Dataset entries on figures.
....
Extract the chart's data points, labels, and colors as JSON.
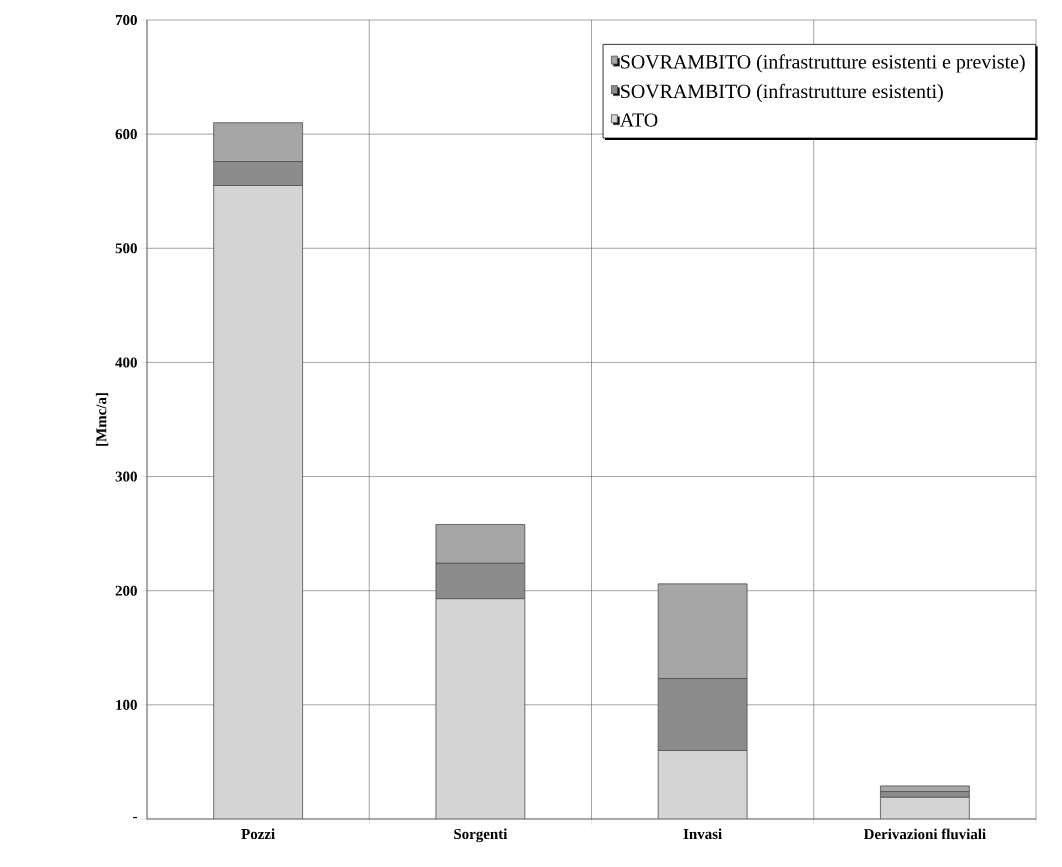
{
  "chart_data": {
    "type": "bar",
    "ylabel": "[Mmc/a]",
    "categories": [
      "Pozzi",
      "Sorgenti",
      "Invasi",
      "Derivazioni fluviali"
    ],
    "stacked": true,
    "series": [
      {
        "name": "ATO",
        "color": "#d4d4d4",
        "values": [
          555,
          193,
          60,
          19
        ]
      },
      {
        "name": "SOVRAMBITO (infrastrutture esistenti)",
        "color": "#8c8c8c",
        "values": [
          21,
          31,
          63,
          5
        ]
      },
      {
        "name": "SOVRAMBITO (infrastrutture esistenti e previste)",
        "color": "#a6a6a6",
        "values": [
          34,
          34,
          83,
          5
        ]
      }
    ],
    "ylim": [
      0,
      700
    ],
    "yticks": [
      {
        "value": 0,
        "label": "-"
      },
      100,
      200,
      300,
      400,
      500,
      600,
      700
    ],
    "grid": true,
    "legend": "top right"
  }
}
....
Given problem.
From the records above, pick out and copy each line holding the word "SOVRAMBITO".

Task result.
        "name": "SOVRAMBITO (infrastrutture esistenti)",
        "name": "SOVRAMBITO (infrastrutture esistenti e previste)",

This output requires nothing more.